Exercise brief: Copy out all of the data exactly as it appears.

Supplied data:
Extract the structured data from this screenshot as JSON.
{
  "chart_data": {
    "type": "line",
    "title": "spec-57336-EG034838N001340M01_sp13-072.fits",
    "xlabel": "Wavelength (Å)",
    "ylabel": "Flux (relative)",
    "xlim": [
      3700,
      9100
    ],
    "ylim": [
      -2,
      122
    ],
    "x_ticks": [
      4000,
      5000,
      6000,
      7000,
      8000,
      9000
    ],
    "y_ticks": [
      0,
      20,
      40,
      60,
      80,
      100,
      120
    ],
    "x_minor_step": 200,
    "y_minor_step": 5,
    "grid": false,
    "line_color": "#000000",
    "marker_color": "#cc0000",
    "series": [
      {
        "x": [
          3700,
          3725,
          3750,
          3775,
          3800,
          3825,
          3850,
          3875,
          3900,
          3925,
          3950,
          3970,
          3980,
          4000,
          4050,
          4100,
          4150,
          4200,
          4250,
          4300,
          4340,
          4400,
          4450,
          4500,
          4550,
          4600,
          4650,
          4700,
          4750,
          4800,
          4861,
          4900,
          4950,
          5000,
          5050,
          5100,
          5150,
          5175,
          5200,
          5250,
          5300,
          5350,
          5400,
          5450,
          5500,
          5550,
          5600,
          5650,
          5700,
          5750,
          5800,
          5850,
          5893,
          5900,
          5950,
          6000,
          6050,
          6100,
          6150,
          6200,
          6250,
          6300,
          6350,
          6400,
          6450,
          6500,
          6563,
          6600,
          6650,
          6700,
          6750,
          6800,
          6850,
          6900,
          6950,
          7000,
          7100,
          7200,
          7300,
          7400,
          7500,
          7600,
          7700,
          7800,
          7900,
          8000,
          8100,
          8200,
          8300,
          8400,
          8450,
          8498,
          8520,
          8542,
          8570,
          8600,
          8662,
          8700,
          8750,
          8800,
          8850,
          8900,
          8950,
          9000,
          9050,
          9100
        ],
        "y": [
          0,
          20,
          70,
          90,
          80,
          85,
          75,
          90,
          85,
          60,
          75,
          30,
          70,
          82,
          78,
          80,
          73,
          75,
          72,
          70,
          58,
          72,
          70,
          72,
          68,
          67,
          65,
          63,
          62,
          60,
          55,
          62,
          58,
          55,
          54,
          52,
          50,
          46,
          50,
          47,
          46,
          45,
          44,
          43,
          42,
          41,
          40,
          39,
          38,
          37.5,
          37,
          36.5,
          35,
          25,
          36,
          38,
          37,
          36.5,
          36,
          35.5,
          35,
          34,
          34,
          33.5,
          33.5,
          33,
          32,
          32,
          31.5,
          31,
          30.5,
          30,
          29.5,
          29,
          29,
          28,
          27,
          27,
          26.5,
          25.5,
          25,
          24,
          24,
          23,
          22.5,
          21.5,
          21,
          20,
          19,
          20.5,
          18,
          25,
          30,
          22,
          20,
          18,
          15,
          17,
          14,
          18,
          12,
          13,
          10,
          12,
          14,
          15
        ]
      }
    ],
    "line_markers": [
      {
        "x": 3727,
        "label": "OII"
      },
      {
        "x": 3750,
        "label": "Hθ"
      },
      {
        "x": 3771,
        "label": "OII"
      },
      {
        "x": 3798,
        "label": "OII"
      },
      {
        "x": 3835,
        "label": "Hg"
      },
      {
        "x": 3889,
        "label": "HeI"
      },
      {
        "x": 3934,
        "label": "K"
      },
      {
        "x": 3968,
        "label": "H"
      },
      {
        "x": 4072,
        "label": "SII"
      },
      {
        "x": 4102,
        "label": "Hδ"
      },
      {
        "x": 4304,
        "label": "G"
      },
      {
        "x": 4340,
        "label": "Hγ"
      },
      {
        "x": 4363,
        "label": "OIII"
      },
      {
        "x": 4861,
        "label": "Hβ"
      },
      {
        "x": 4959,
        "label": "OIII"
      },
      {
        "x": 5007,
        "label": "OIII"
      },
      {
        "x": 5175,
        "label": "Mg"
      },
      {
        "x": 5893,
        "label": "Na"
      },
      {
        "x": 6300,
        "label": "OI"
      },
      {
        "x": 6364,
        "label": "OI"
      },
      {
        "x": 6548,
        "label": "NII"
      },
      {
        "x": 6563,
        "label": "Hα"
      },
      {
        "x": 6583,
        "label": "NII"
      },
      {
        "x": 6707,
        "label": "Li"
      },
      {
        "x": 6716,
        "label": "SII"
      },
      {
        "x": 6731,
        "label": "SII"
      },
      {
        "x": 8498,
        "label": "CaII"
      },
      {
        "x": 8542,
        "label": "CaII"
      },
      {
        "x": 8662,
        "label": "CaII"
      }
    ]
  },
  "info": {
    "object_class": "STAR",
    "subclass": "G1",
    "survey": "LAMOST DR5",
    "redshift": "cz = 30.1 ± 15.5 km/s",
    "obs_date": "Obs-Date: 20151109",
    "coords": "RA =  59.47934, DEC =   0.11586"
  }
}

Answer for the task:
Extract the structured data from this screenshot as JSON.
{
  "chart_data": {
    "type": "line",
    "title": "spec-57336-EG034838N001340M01_sp13-072.fits",
    "xlabel": "Wavelength (Å)",
    "ylabel": "Flux (relative)",
    "xlim": [
      3700,
      9100
    ],
    "ylim": [
      -2,
      122
    ],
    "x_ticks": [
      4000,
      5000,
      6000,
      7000,
      8000,
      9000
    ],
    "y_ticks": [
      0,
      20,
      40,
      60,
      80,
      100,
      120
    ],
    "x_minor_step": 200,
    "y_minor_step": 5,
    "grid": false,
    "line_color": "#000000",
    "marker_color": "#cc0000",
    "series": [
      {
        "x": [
          3700,
          3725,
          3750,
          3775,
          3800,
          3825,
          3850,
          3875,
          3900,
          3925,
          3950,
          3970,
          3980,
          4000,
          4050,
          4100,
          4150,
          4200,
          4250,
          4300,
          4340,
          4400,
          4450,
          4500,
          4550,
          4600,
          4650,
          4700,
          4750,
          4800,
          4861,
          4900,
          4950,
          5000,
          5050,
          5100,
          5150,
          5175,
          5200,
          5250,
          5300,
          5350,
          5400,
          5450,
          5500,
          5550,
          5600,
          5650,
          5700,
          5750,
          5800,
          5850,
          5893,
          5900,
          5950,
          6000,
          6050,
          6100,
          6150,
          6200,
          6250,
          6300,
          6350,
          6400,
          6450,
          6500,
          6563,
          6600,
          6650,
          6700,
          6750,
          6800,
          6850,
          6900,
          6950,
          7000,
          7100,
          7200,
          7300,
          7400,
          7500,
          7600,
          7700,
          7800,
          7900,
          8000,
          8100,
          8200,
          8300,
          8400,
          8450,
          8498,
          8520,
          8542,
          8570,
          8600,
          8662,
          8700,
          8750,
          8800,
          8850,
          8900,
          8950,
          9000,
          9050,
          9100
        ],
        "y": [
          0,
          20,
          70,
          90,
          80,
          85,
          75,
          90,
          85,
          60,
          75,
          30,
          70,
          82,
          78,
          80,
          73,
          75,
          72,
          70,
          58,
          72,
          70,
          72,
          68,
          67,
          65,
          63,
          62,
          60,
          55,
          62,
          58,
          55,
          54,
          52,
          50,
          46,
          50,
          47,
          46,
          45,
          44,
          43,
          42,
          41,
          40,
          39,
          38,
          37.5,
          37,
          36.5,
          35,
          25,
          36,
          38,
          37,
          36.5,
          36,
          35.5,
          35,
          34,
          34,
          33.5,
          33.5,
          33,
          32,
          32,
          31.5,
          31,
          30.5,
          30,
          29.5,
          29,
          29,
          28,
          27,
          27,
          26.5,
          25.5,
          25,
          24,
          24,
          23,
          22.5,
          21.5,
          21,
          20,
          19,
          20.5,
          18,
          25,
          30,
          22,
          20,
          18,
          15,
          17,
          14,
          18,
          12,
          13,
          10,
          12,
          14,
          15
        ]
      }
    ],
    "line_markers": [
      {
        "x": 3727,
        "label": "OII"
      },
      {
        "x": 3750,
        "label": "Hθ"
      },
      {
        "x": 3771,
        "label": "OII"
      },
      {
        "x": 3798,
        "label": "OII"
      },
      {
        "x": 3835,
        "label": "Hg"
      },
      {
        "x": 3889,
        "label": "HeI"
      },
      {
        "x": 3934,
        "label": "K"
      },
      {
        "x": 3968,
        "label": "H"
      },
      {
        "x": 4072,
        "label": "SII"
      },
      {
        "x": 4102,
        "label": "Hδ"
      },
      {
        "x": 4304,
        "label": "G"
      },
      {
        "x": 4340,
        "label": "Hγ"
      },
      {
        "x": 4363,
        "label": "OIII"
      },
      {
        "x": 4861,
        "label": "Hβ"
      },
      {
        "x": 4959,
        "label": "OIII"
      },
      {
        "x": 5007,
        "label": "OIII"
      },
      {
        "x": 5175,
        "label": "Mg"
      },
      {
        "x": 5893,
        "label": "Na"
      },
      {
        "x": 6300,
        "label": "OI"
      },
      {
        "x": 6364,
        "label": "OI"
      },
      {
        "x": 6548,
        "label": "NII"
      },
      {
        "x": 6563,
        "label": "Hα"
      },
      {
        "x": 6583,
        "label": "NII"
      },
      {
        "x": 6707,
        "label": "Li"
      },
      {
        "x": 6716,
        "label": "SII"
      },
      {
        "x": 6731,
        "label": "SII"
      },
      {
        "x": 8498,
        "label": "CaII"
      },
      {
        "x": 8542,
        "label": "CaII"
      },
      {
        "x": 8662,
        "label": "CaII"
      }
    ]
  },
  "info": {
    "object_class": "STAR",
    "subclass": "G1",
    "survey": "LAMOST DR5",
    "redshift": "cz = 30.1 ± 15.5 km/s",
    "obs_date": "Obs-Date: 20151109",
    "coords": "RA =  59.47934, DEC =   0.11586"
  }
}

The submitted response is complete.